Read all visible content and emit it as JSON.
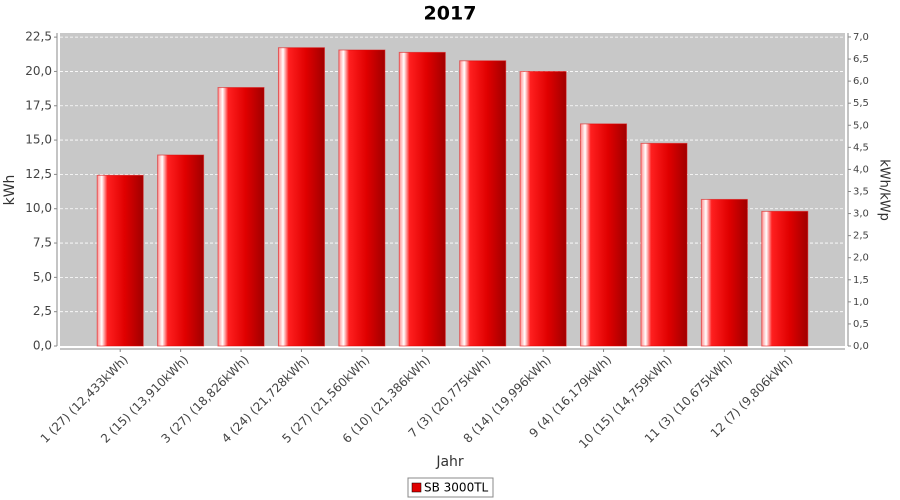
{
  "chart_data": {
    "type": "bar",
    "title": "2017",
    "x_label": "Jahr",
    "y_label": "kWh",
    "y2_label": "kWh/kWp",
    "categories": [
      "1 (27)  (12,433kWh)",
      "2 (15)  (13,910kWh)",
      "3 (27)  (18,826kWh)",
      "4 (24)  (21,728kWh)",
      "5 (27)  (21,560kWh)",
      "6 (10)  (21,386kWh)",
      "7 (3)  (20,775kWh)",
      "8 (14)  (19,996kWh)",
      "9 (4)  (16,179kWh)",
      "10 (15)  (14,759kWh)",
      "11 (3)  (10,675kWh)",
      "12 (7)  (9,806kWh)"
    ],
    "series": [
      {
        "name": "SB 3000TL",
        "color": "#e00000",
        "values": [
          12.433,
          13.91,
          18.826,
          21.728,
          21.56,
          21.386,
          20.775,
          19.996,
          16.179,
          14.759,
          10.675,
          9.806
        ]
      }
    ],
    "ylim": [
      0,
      22.8
    ],
    "yticks": [
      {
        "value": 0,
        "label": "0,0"
      },
      {
        "value": 2.5,
        "label": "2,5"
      },
      {
        "value": 5,
        "label": "5,0"
      },
      {
        "value": 7.5,
        "label": "7,5"
      },
      {
        "value": 10,
        "label": "10,0"
      },
      {
        "value": 12.5,
        "label": "12,5"
      },
      {
        "value": 15,
        "label": "15,0"
      },
      {
        "value": 17.5,
        "label": "17,5"
      },
      {
        "value": 20,
        "label": "20,0"
      },
      {
        "value": 22.5,
        "label": "22,5"
      }
    ],
    "y2lim": [
      0,
      7.09
    ],
    "y2ticks": [
      {
        "value": 0,
        "label": "0,0"
      },
      {
        "value": 0.5,
        "label": "0,5"
      },
      {
        "value": 1,
        "label": "1,0"
      },
      {
        "value": 1.5,
        "label": "1,5"
      },
      {
        "value": 2,
        "label": "2,0"
      },
      {
        "value": 2.5,
        "label": "2,5"
      },
      {
        "value": 3,
        "label": "3,0"
      },
      {
        "value": 3.5,
        "label": "3,5"
      },
      {
        "value": 4,
        "label": "4,0"
      },
      {
        "value": 4.5,
        "label": "4,5"
      },
      {
        "value": 5,
        "label": "5,0"
      },
      {
        "value": 5.5,
        "label": "5,5"
      },
      {
        "value": 6,
        "label": "6,0"
      },
      {
        "value": 6.5,
        "label": "6,5"
      },
      {
        "value": 7,
        "label": "7,0"
      }
    ],
    "grid": true
  }
}
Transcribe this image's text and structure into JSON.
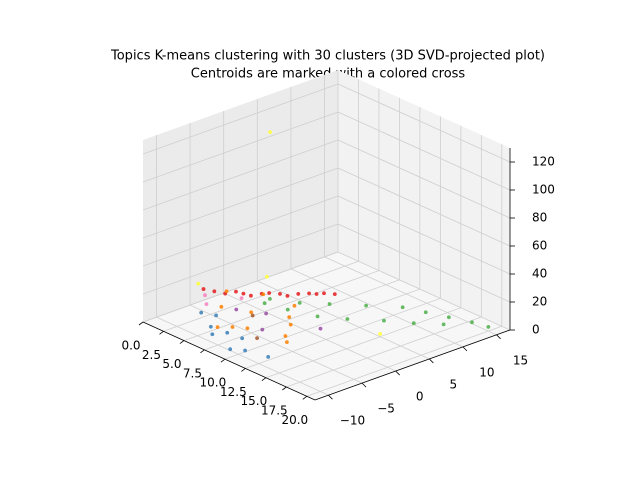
{
  "chart_data": {
    "type": "scatter3d",
    "title": "Topics K-means clustering with 30 clusters (3D SVD-projected plot)",
    "subtitle": "Centroids are marked with a colored cross",
    "xlim": [
      0,
      21
    ],
    "ylim": [
      -12,
      17
    ],
    "zlim": [
      0,
      130
    ],
    "xticks": [
      {
        "value": 0,
        "label": "0.0"
      },
      2.5,
      {
        "value": 5,
        "label": "5.0"
      },
      7.5,
      {
        "value": 10,
        "label": "10.0"
      },
      12.5,
      {
        "value": 15,
        "label": "15.0"
      },
      17.5,
      {
        "value": 20,
        "label": "20.0"
      }
    ],
    "yticks": [
      {
        "value": -10,
        "label": "−10"
      },
      {
        "value": -5,
        "label": "−5"
      },
      0,
      5,
      10,
      15
    ],
    "zticks": [
      0,
      20,
      40,
      60,
      80,
      100,
      120
    ],
    "grid": true,
    "series": [
      {
        "color": "#e41a1c",
        "x": [
          1,
          2,
          3,
          4,
          5,
          6,
          7,
          1.5,
          2.5,
          3.5,
          4.5,
          5.5,
          6.5,
          0.5,
          0
        ],
        "values": [
          -1,
          0.5,
          2,
          3.5,
          5,
          6.5,
          8,
          0,
          1,
          2.5,
          4,
          6,
          7,
          -2,
          -3
        ],
        "z": [
          4,
          4,
          4,
          4,
          4,
          4,
          4,
          5,
          3,
          5,
          3,
          4,
          5,
          6,
          8
        ]
      },
      {
        "color": "#ff7f00",
        "x": [
          3,
          5,
          7,
          8,
          10,
          4,
          6,
          9,
          2,
          11,
          5,
          7
        ],
        "values": [
          -4,
          -2,
          -5,
          0,
          -3,
          1,
          -6,
          -1,
          -2,
          -4,
          -7,
          2
        ],
        "z": [
          5,
          3,
          2,
          4,
          1,
          8,
          2,
          3,
          10,
          1,
          1,
          6
        ]
      },
      {
        "color": "#4daf4a",
        "x": [
          4,
          6,
          8,
          10,
          12,
          14,
          16,
          18,
          20,
          7,
          9,
          11,
          13,
          15,
          5,
          17
        ],
        "values": [
          2,
          4,
          6,
          9,
          12,
          13,
          14,
          15,
          15,
          1,
          3,
          5,
          8,
          10,
          0,
          12
        ],
        "z": [
          3,
          2,
          3,
          2,
          1,
          1,
          1,
          1,
          3,
          5,
          2,
          2,
          1,
          1,
          6,
          2
        ]
      },
      {
        "color": "#377eb8",
        "x": [
          5,
          6,
          8,
          9,
          4,
          7,
          10,
          12,
          3
        ],
        "values": [
          -8,
          -9,
          -7,
          -10,
          -6,
          -8,
          -9,
          -8,
          -7
        ],
        "z": [
          3,
          2,
          1,
          1,
          5,
          4,
          1,
          0,
          6
        ]
      },
      {
        "color": "#984ea3",
        "x": [
          4,
          6,
          8,
          11
        ],
        "values": [
          -3,
          -1,
          -4,
          1
        ],
        "z": [
          4,
          3,
          2,
          2
        ]
      },
      {
        "color": "#f781bf",
        "x": [
          1,
          2,
          3
        ],
        "values": [
          -4,
          -5,
          -1
        ],
        "z": [
          8,
          6,
          6
        ]
      },
      {
        "color": "#ffff33",
        "x": [
          0,
          1,
          15,
          2
        ],
        "values": [
          6.9,
          -5,
          5,
          4
        ],
        "z": [
          103,
          18,
          2,
          10
        ]
      },
      {
        "color": "#a65628",
        "x": [
          6,
          9
        ],
        "values": [
          -3,
          -6
        ],
        "z": [
          5,
          2
        ]
      }
    ]
  }
}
--------------------
Ignore the images and quote every line of the listing exactly.

Read all visible content and emit it as JSON.
{
  "chart_data": {
    "type": "bar",
    "title": "2017",
    "x_label": "Jahr",
    "y_label": "kWh",
    "y2_label": "kWh/kWp",
    "categories": [
      "1 (27)  (12,433kWh)",
      "2 (15)  (13,910kWh)",
      "3 (27)  (18,826kWh)",
      "4 (24)  (21,728kWh)",
      "5 (27)  (21,560kWh)",
      "6 (10)  (21,386kWh)",
      "7 (3)  (20,775kWh)",
      "8 (14)  (19,996kWh)",
      "9 (4)  (16,179kWh)",
      "10 (15)  (14,759kWh)",
      "11 (3)  (10,675kWh)",
      "12 (7)  (9,806kWh)"
    ],
    "series": [
      {
        "name": "SB 3000TL",
        "color": "#e00000",
        "values": [
          12.433,
          13.91,
          18.826,
          21.728,
          21.56,
          21.386,
          20.775,
          19.996,
          16.179,
          14.759,
          10.675,
          9.806
        ]
      }
    ],
    "ylim": [
      0,
      22.8
    ],
    "yticks": [
      {
        "value": 0,
        "label": "0,0"
      },
      {
        "value": 2.5,
        "label": "2,5"
      },
      {
        "value": 5,
        "label": "5,0"
      },
      {
        "value": 7.5,
        "label": "7,5"
      },
      {
        "value": 10,
        "label": "10,0"
      },
      {
        "value": 12.5,
        "label": "12,5"
      },
      {
        "value": 15,
        "label": "15,0"
      },
      {
        "value": 17.5,
        "label": "17,5"
      },
      {
        "value": 20,
        "label": "20,0"
      },
      {
        "value": 22.5,
        "label": "22,5"
      }
    ],
    "y2lim": [
      0,
      7.09
    ],
    "y2ticks": [
      {
        "value": 0,
        "label": "0,0"
      },
      {
        "value": 0.5,
        "label": "0,5"
      },
      {
        "value": 1,
        "label": "1,0"
      },
      {
        "value": 1.5,
        "label": "1,5"
      },
      {
        "value": 2,
        "label": "2,0"
      },
      {
        "value": 2.5,
        "label": "2,5"
      },
      {
        "value": 3,
        "label": "3,0"
      },
      {
        "value": 3.5,
        "label": "3,5"
      },
      {
        "value": 4,
        "label": "4,0"
      },
      {
        "value": 4.5,
        "label": "4,5"
      },
      {
        "value": 5,
        "label": "5,0"
      },
      {
        "value": 5.5,
        "label": "5,5"
      },
      {
        "value": 6,
        "label": "6,0"
      },
      {
        "value": 6.5,
        "label": "6,5"
      },
      {
        "value": 7,
        "label": "7,0"
      }
    ],
    "grid": true
  }
}
Transcribe this image's text and structure into JSON.
{
  "chart_data": {
    "type": "scatter3d",
    "title": "Topics K-means clustering with 30 clusters (3D SVD-projected plot)",
    "subtitle": "Centroids are marked with a colored cross",
    "xlim": [
      0,
      21
    ],
    "ylim": [
      -12,
      17
    ],
    "zlim": [
      0,
      130
    ],
    "xticks": [
      {
        "value": 0,
        "label": "0.0"
      },
      2.5,
      {
        "value": 5,
        "label": "5.0"
      },
      7.5,
      {
        "value": 10,
        "label": "10.0"
      },
      12.5,
      {
        "value": 15,
        "label": "15.0"
      },
      17.5,
      {
        "value": 20,
        "label": "20.0"
      }
    ],
    "yticks": [
      {
        "value": -10,
        "label": "−10"
      },
      {
        "value": -5,
        "label": "−5"
      },
      0,
      5,
      10,
      15
    ],
    "zticks": [
      0,
      20,
      40,
      60,
      80,
      100,
      120
    ],
    "grid": true,
    "series": [
      {
        "color": "#e41a1c",
        "x": [
          1,
          2,
          3,
          4,
          5,
          6,
          7,
          1.5,
          2.5,
          3.5,
          4.5,
          5.5,
          6.5,
          0.5,
          0
        ],
        "values": [
          -1,
          0.5,
          2,
          3.5,
          5,
          6.5,
          8,
          0,
          1,
          2.5,
          4,
          6,
          7,
          -2,
          -3
        ],
        "z": [
          4,
          4,
          4,
          4,
          4,
          4,
          4,
          5,
          3,
          5,
          3,
          4,
          5,
          6,
          8
        ]
      },
      {
        "color": "#ff7f00",
        "x": [
          3,
          5,
          7,
          8,
          10,
          4,
          6,
          9,
          2,
          11,
          5,
          7
        ],
        "values": [
          -4,
          -2,
          -5,
          0,
          -3,
          1,
          -6,
          -1,
          -2,
          -4,
          -7,
          2
        ],
        "z": [
          5,
          3,
          2,
          4,
          1,
          8,
          2,
          3,
          10,
          1,
          1,
          6
        ]
      },
      {
        "color": "#4daf4a",
        "x": [
          4,
          6,
          8,
          10,
          12,
          14,
          16,
          18,
          20,
          7,
          9,
          11,
          13,
          15,
          5,
          17
        ],
        "values": [
          2,
          4,
          6,
          9,
          12,
          13,
          14,
          15,
          15,
          1,
          3,
          5,
          8,
          10,
          0,
          12
        ],
        "z": [
          3,
          2,
          3,
          2,
          1,
          1,
          1,
          1,
          3,
          5,
          2,
          2,
          1,
          1,
          6,
          2
        ]
      },
      {
        "color": "#377eb8",
        "x": [
          5,
          6,
          8,
          9,
          4,
          7,
          10,
          12,
          3
        ],
        "values": [
          -8,
          -9,
          -7,
          -10,
          -6,
          -8,
          -9,
          -8,
          -7
        ],
        "z": [
          3,
          2,
          1,
          1,
          5,
          4,
          1,
          0,
          6
        ]
      },
      {
        "color": "#984ea3",
        "x": [
          4,
          6,
          8,
          11
        ],
        "values": [
          -3,
          -1,
          -4,
          1
        ],
        "z": [
          4,
          3,
          2,
          2
        ]
      },
      {
        "color": "#f781bf",
        "x": [
          1,
          2,
          3
        ],
        "values": [
          -4,
          -5,
          -1
        ],
        "z": [
          8,
          6,
          6
        ]
      },
      {
        "color": "#ffff33",
        "x": [
          0,
          1,
          15,
          2
        ],
        "values": [
          6.9,
          -5,
          5,
          4
        ],
        "z": [
          103,
          18,
          2,
          10
        ]
      },
      {
        "color": "#a65628",
        "x": [
          6,
          9
        ],
        "values": [
          -3,
          -6
        ],
        "z": [
          5,
          2
        ]
      }
    ]
  }
}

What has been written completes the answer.